(Records)
◆ ◆ ◆ ◆ ◆

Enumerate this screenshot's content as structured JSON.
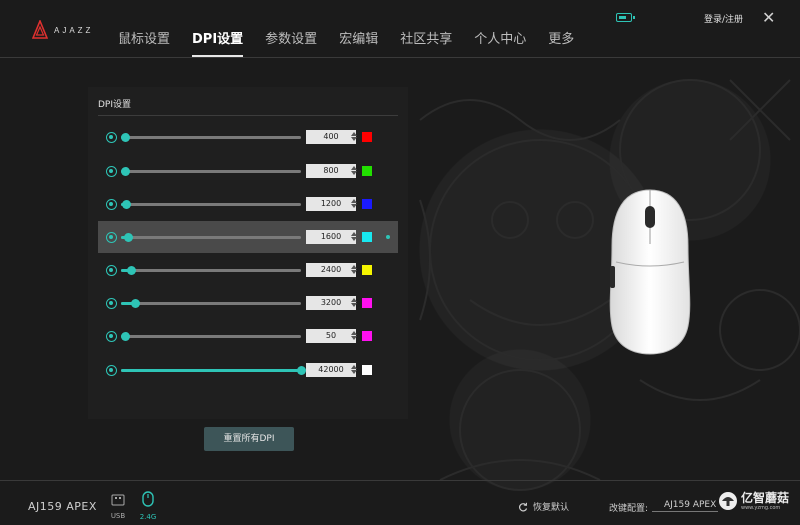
{
  "header": {
    "brand": "AJAZZ",
    "nav": [
      {
        "label": "鼠标设置",
        "active": false
      },
      {
        "label": "DPI设置",
        "active": true
      },
      {
        "label": "参数设置",
        "active": false
      },
      {
        "label": "宏编辑",
        "active": false
      },
      {
        "label": "社区共享",
        "active": false
      },
      {
        "label": "个人中心",
        "active": false
      },
      {
        "label": "更多",
        "active": false
      }
    ],
    "login": "登录/注册",
    "close": "✕"
  },
  "panel": {
    "title": "DPI设置",
    "max_dpi": 42000,
    "rows": [
      {
        "value": "400",
        "color": "#ff0000",
        "level": 400,
        "selected": false
      },
      {
        "value": "800",
        "color": "#22e000",
        "level": 800,
        "selected": false
      },
      {
        "value": "1200",
        "color": "#1a1aff",
        "level": 1200,
        "selected": false
      },
      {
        "value": "1600",
        "color": "#18e8f0",
        "level": 1600,
        "selected": true
      },
      {
        "value": "2400",
        "color": "#f5f500",
        "level": 2400,
        "selected": false
      },
      {
        "value": "3200",
        "color": "#ff10f0",
        "level": 3200,
        "selected": false
      },
      {
        "value": "50",
        "color": "#ff10f0",
        "level": 50,
        "selected": false
      },
      {
        "value": "42000",
        "color": "#ffffff",
        "level": 42000,
        "selected": false
      }
    ]
  },
  "reset_label": "重置所有DPI",
  "footer": {
    "device": "AJ159 APEX",
    "usb_label": "USB",
    "wireless_label": "2.4G",
    "restore": "恢复默认",
    "config_label": "改键配置:",
    "config_value": "AJ159 APEX",
    "watermark": "亿智蘑菇",
    "watermark_sub": "www.yzmg.com"
  },
  "colors": {
    "accent": "#2ec4b6",
    "bg": "#1c1c1c"
  }
}
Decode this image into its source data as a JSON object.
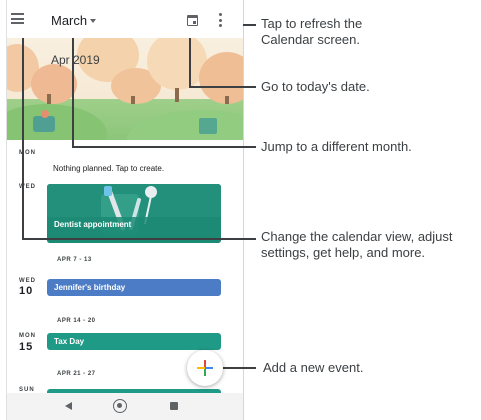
{
  "app": {
    "month_selector": "March",
    "banner_title": "Apr 2019"
  },
  "agenda": {
    "monday": {
      "weekday": "MON",
      "empty_text": "Nothing planned. Tap to create."
    },
    "wednesday": {
      "weekday": "WED",
      "event": "Dentist appointment"
    },
    "week_ranges": [
      "APR 7 - 13",
      "APR 14 - 20",
      "APR 21 - 27"
    ],
    "birthday": {
      "weekday": "WED",
      "day": "10",
      "event": "Jennifer's birthday"
    },
    "tax_day": {
      "weekday": "MON",
      "day": "15",
      "event": "Tax Day"
    },
    "sunday": {
      "weekday": "SUN"
    }
  },
  "callouts": {
    "refresh": "Tap to refresh the Calendar screen.",
    "today": "Go to today's date.",
    "month": "Jump to a different month.",
    "menu": "Change the calendar view, adjust settings, get help, and more.",
    "add": "Add a new event."
  },
  "colors": {
    "event_teal": "#22907b",
    "event_blue": "#4d7cc6",
    "fab_plus": [
      "#ea4335",
      "#fbbc04",
      "#34a853",
      "#4285f4"
    ]
  },
  "icons": {
    "menu": "hamburger-menu-icon",
    "today": "calendar-today-icon",
    "more": "more-vert-icon",
    "add": "plus-icon",
    "back": "back-triangle-icon",
    "home": "home-circle-icon",
    "recent": "recent-apps-square-icon"
  }
}
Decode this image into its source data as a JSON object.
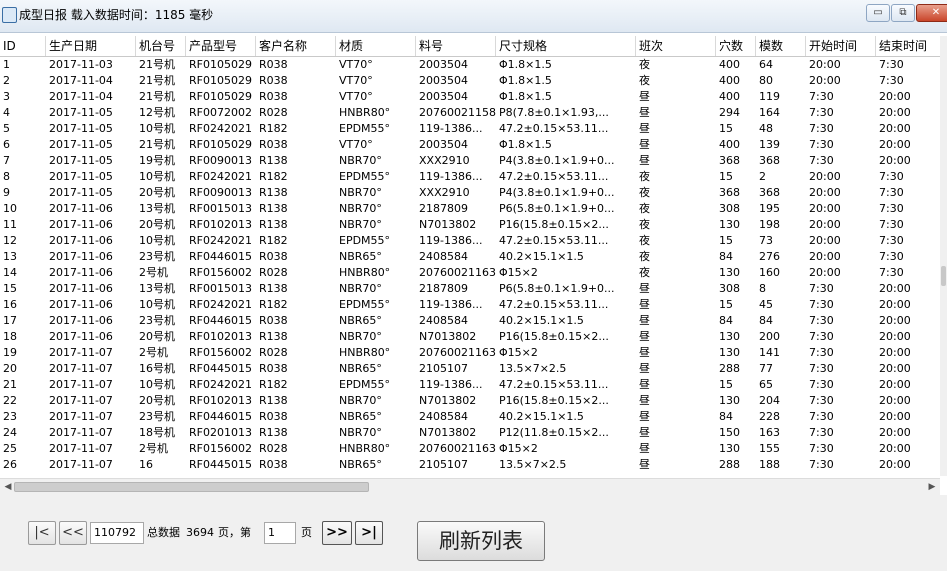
{
  "window": {
    "title": "成型日报 载入数据时间：1185 毫秒",
    "minimize_label": "▭",
    "maximize_label": "⧉",
    "close_label": "✕"
  },
  "columns": [
    "ID",
    "生产日期",
    "机台号",
    "产品型号",
    "客户名称",
    "材质",
    "料号",
    "尺寸规格",
    "班次",
    "穴数",
    "模数",
    "开始时间",
    "结束时间"
  ],
  "rows": [
    [
      "1",
      "2017-11-03",
      "21号机",
      "RF0105029",
      "R038",
      "VT70°",
      "2003504",
      "Φ1.8×1.5",
      "夜",
      "400",
      "64",
      "20:00",
      "7:30"
    ],
    [
      "2",
      "2017-11-04",
      "21号机",
      "RF0105029",
      "R038",
      "VT70°",
      "2003504",
      "Φ1.8×1.5",
      "夜",
      "400",
      "80",
      "20:00",
      "7:30"
    ],
    [
      "3",
      "2017-11-04",
      "21号机",
      "RF0105029",
      "R038",
      "VT70°",
      "2003504",
      "Φ1.8×1.5",
      "昼",
      "400",
      "119",
      "7:30",
      "20:00"
    ],
    [
      "4",
      "2017-11-05",
      "12号机",
      "RF0072002",
      "R028",
      "HNBR80°",
      "20760021158",
      "P8(7.8±0.1×1.93,...",
      "昼",
      "294",
      "164",
      "7:30",
      "20:00"
    ],
    [
      "5",
      "2017-11-05",
      "10号机",
      "RF0242021",
      "R182",
      "EPDM55°",
      "119-1386...",
      "47.2±0.15×53.11...",
      "昼",
      "15",
      "48",
      "7:30",
      "20:00"
    ],
    [
      "6",
      "2017-11-05",
      "21号机",
      "RF0105029",
      "R038",
      "VT70°",
      "2003504",
      "Φ1.8×1.5",
      "昼",
      "400",
      "139",
      "7:30",
      "20:00"
    ],
    [
      "7",
      "2017-11-05",
      "19号机",
      "RF0090013",
      "R138",
      "NBR70°",
      "XXX2910",
      "P4(3.8±0.1×1.9+0...",
      "昼",
      "368",
      "368",
      "7:30",
      "20:00"
    ],
    [
      "8",
      "2017-11-05",
      "10号机",
      "RF0242021",
      "R182",
      "EPDM55°",
      "119-1386...",
      "47.2±0.15×53.11...",
      "夜",
      "15",
      "2",
      "20:00",
      "7:30"
    ],
    [
      "9",
      "2017-11-05",
      "20号机",
      "RF0090013",
      "R138",
      "NBR70°",
      "XXX2910",
      "P4(3.8±0.1×1.9+0...",
      "夜",
      "368",
      "368",
      "20:00",
      "7:30"
    ],
    [
      "10",
      "2017-11-06",
      "13号机",
      "RF0015013",
      "R138",
      "NBR70°",
      "2187809",
      "P6(5.8±0.1×1.9+0...",
      "夜",
      "308",
      "195",
      "20:00",
      "7:30"
    ],
    [
      "11",
      "2017-11-06",
      "20号机",
      "RF0102013",
      "R138",
      "NBR70°",
      "N7013802",
      "P16(15.8±0.15×2...",
      "夜",
      "130",
      "198",
      "20:00",
      "7:30"
    ],
    [
      "12",
      "2017-11-06",
      "10号机",
      "RF0242021",
      "R182",
      "EPDM55°",
      "119-1386...",
      "47.2±0.15×53.11...",
      "夜",
      "15",
      "73",
      "20:00",
      "7:30"
    ],
    [
      "13",
      "2017-11-06",
      "23号机",
      "RF0446015",
      "R038",
      "NBR65°",
      "2408584",
      "40.2×15.1×1.5",
      "夜",
      "84",
      "276",
      "20:00",
      "7:30"
    ],
    [
      "14",
      "2017-11-06",
      "2号机",
      "RF0156002",
      "R028",
      "HNBR80°",
      "20760021163",
      "Φ15×2",
      "夜",
      "130",
      "160",
      "20:00",
      "7:30"
    ],
    [
      "15",
      "2017-11-06",
      "13号机",
      "RF0015013",
      "R138",
      "NBR70°",
      "2187809",
      "P6(5.8±0.1×1.9+0...",
      "昼",
      "308",
      "8",
      "7:30",
      "20:00"
    ],
    [
      "16",
      "2017-11-06",
      "10号机",
      "RF0242021",
      "R182",
      "EPDM55°",
      "119-1386...",
      "47.2±0.15×53.11...",
      "昼",
      "15",
      "45",
      "7:30",
      "20:00"
    ],
    [
      "17",
      "2017-11-06",
      "23号机",
      "RF0446015",
      "R038",
      "NBR65°",
      "2408584",
      "40.2×15.1×1.5",
      "昼",
      "84",
      "84",
      "7:30",
      "20:00"
    ],
    [
      "18",
      "2017-11-06",
      "20号机",
      "RF0102013",
      "R138",
      "NBR70°",
      "N7013802",
      "P16(15.8±0.15×2...",
      "昼",
      "130",
      "200",
      "7:30",
      "20:00"
    ],
    [
      "19",
      "2017-11-07",
      "2号机",
      "RF0156002",
      "R028",
      "HNBR80°",
      "20760021163",
      "Φ15×2",
      "昼",
      "130",
      "141",
      "7:30",
      "20:00"
    ],
    [
      "20",
      "2017-11-07",
      "16号机",
      "RF0445015",
      "R038",
      "NBR65°",
      "2105107",
      "13.5×7×2.5",
      "昼",
      "288",
      "77",
      "7:30",
      "20:00"
    ],
    [
      "21",
      "2017-11-07",
      "10号机",
      "RF0242021",
      "R182",
      "EPDM55°",
      "119-1386...",
      "47.2±0.15×53.11...",
      "昼",
      "15",
      "65",
      "7:30",
      "20:00"
    ],
    [
      "22",
      "2017-11-07",
      "20号机",
      "RF0102013",
      "R138",
      "NBR70°",
      "N7013802",
      "P16(15.8±0.15×2...",
      "昼",
      "130",
      "204",
      "7:30",
      "20:00"
    ],
    [
      "23",
      "2017-11-07",
      "23号机",
      "RF0446015",
      "R038",
      "NBR65°",
      "2408584",
      "40.2×15.1×1.5",
      "昼",
      "84",
      "228",
      "7:30",
      "20:00"
    ],
    [
      "24",
      "2017-11-07",
      "18号机",
      "RF0201013",
      "R138",
      "NBR70°",
      "N7013802",
      "P12(11.8±0.15×2...",
      "昼",
      "150",
      "163",
      "7:30",
      "20:00"
    ],
    [
      "25",
      "2017-11-07",
      "2号机",
      "RF0156002",
      "R028",
      "HNBR80°",
      "20760021163",
      "Φ15×2",
      "昼",
      "130",
      "155",
      "7:30",
      "20:00"
    ],
    [
      "26",
      "2017-11-07",
      "16",
      "RF0445015",
      "R038",
      "NBR65°",
      "2105107",
      "13.5×7×2.5",
      "昼",
      "288",
      "188",
      "7:30",
      "20:00"
    ]
  ],
  "pager": {
    "first_label": "|<",
    "prev_label": "<<",
    "current_value": "110792",
    "total_label": "总数据",
    "total_count": "3694",
    "pages_label": "页，第",
    "page_input": "1",
    "page_suffix": "页",
    "next_label": ">>",
    "last_label": ">|",
    "refresh_label": "刷新列表"
  },
  "scrollbar": {
    "left_arrow": "◀",
    "right_arrow": "▶"
  }
}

◆ ◆ ◆ ◆ ◆

__STATED GOAL__.
The answer is a single number, the count of lines in the records that contain the string "birthday".

__REPLY__.
2